### Supplied information

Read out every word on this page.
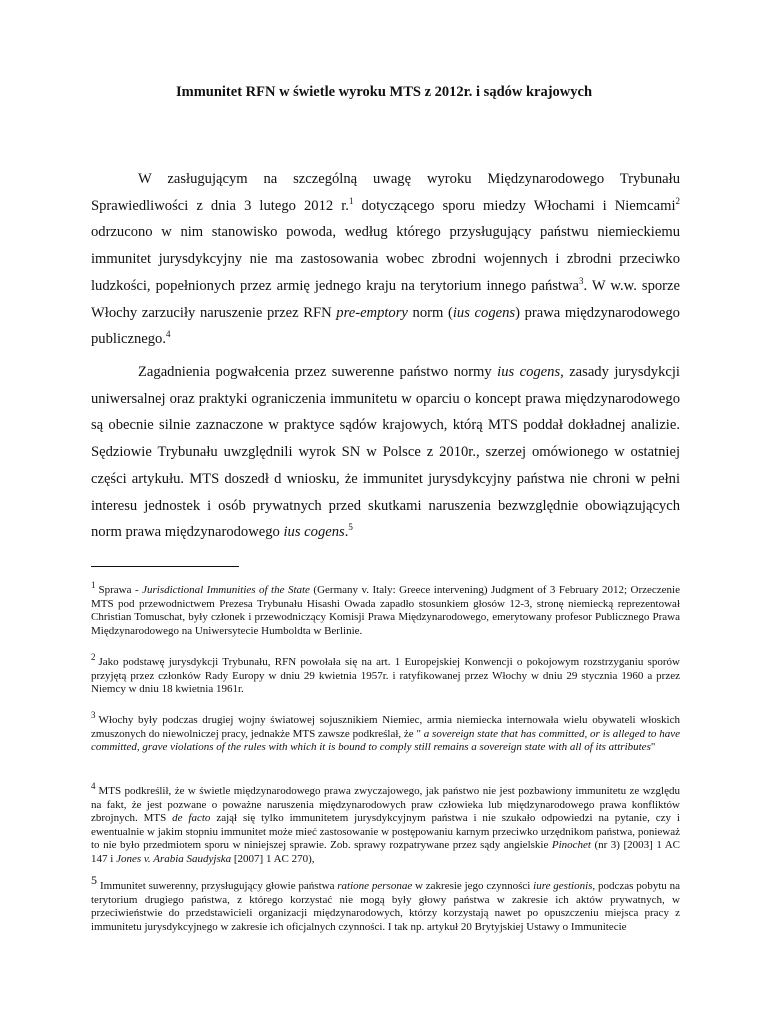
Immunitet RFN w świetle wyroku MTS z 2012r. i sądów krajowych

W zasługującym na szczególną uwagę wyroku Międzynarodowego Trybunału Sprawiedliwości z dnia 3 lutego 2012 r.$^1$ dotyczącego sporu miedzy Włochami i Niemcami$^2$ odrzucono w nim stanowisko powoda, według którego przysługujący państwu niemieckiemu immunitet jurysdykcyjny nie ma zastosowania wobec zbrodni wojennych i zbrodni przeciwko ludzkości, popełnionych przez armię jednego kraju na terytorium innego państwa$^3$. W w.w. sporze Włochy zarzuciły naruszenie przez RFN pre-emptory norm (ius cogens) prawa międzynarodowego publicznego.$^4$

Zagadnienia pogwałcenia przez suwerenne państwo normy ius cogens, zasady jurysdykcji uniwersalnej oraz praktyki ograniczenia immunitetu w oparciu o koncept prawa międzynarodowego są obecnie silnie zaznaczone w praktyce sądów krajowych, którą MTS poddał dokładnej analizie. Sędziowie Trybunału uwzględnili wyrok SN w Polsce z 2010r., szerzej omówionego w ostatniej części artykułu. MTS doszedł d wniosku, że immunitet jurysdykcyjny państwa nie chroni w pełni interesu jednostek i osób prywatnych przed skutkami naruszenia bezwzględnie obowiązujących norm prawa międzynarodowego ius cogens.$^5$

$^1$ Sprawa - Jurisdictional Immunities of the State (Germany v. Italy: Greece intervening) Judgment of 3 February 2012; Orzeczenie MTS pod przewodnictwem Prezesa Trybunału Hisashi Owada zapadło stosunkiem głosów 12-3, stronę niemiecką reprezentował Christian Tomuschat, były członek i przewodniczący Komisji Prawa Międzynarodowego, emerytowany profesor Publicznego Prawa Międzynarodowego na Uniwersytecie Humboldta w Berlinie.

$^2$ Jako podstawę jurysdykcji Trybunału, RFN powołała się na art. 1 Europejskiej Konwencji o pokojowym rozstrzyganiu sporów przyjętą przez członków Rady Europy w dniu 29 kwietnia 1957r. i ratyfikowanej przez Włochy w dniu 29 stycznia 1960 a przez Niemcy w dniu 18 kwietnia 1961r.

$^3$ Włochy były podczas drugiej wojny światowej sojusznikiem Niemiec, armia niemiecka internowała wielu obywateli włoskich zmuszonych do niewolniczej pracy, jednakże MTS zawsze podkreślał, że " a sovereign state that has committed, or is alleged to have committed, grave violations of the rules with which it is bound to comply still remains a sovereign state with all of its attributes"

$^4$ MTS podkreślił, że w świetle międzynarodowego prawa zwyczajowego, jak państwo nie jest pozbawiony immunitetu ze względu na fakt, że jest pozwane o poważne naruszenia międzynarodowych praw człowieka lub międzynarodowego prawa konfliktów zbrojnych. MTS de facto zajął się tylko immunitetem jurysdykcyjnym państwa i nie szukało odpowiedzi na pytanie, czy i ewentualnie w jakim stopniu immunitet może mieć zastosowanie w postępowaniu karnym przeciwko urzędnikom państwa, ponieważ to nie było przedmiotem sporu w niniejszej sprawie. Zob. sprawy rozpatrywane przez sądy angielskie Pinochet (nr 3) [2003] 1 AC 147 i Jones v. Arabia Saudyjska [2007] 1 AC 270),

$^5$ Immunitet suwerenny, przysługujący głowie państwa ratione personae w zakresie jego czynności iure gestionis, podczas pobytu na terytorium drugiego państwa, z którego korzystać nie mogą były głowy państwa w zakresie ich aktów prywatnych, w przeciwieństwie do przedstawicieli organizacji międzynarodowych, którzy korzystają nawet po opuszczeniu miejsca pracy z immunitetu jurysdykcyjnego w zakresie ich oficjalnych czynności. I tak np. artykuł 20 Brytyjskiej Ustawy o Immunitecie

######

Find every line in the records above that contains the word "wyroku", and copy each one.

* _Result_
Immunitet RFN w świetle wyroku MTS z 2012r. i sądów krajowych
W zasługującym na szczególną uwagę wyroku Międzynarodowego Trybunału Sprawiedliwości z dnia 3 lutego 2012 r.$^1$ dotyczącego sporu miedzy Włochami i Niemcami$^2$ odrzucono w nim stanowisko powoda, według którego przysługujący państwu niemieckiemu immunitet jurysdykcyjny nie ma zastosowania wobec zbrodni wojennych i zbrodni przeciwko ludzkości, popełnionych przez armię jednego kraju na terytorium innego państwa$^3$. W w.w. sporze Włochy zarzuciły naruszenie przez RFN pre-emptory norm (ius cogens) prawa międzynarodowego publicznego.$^4$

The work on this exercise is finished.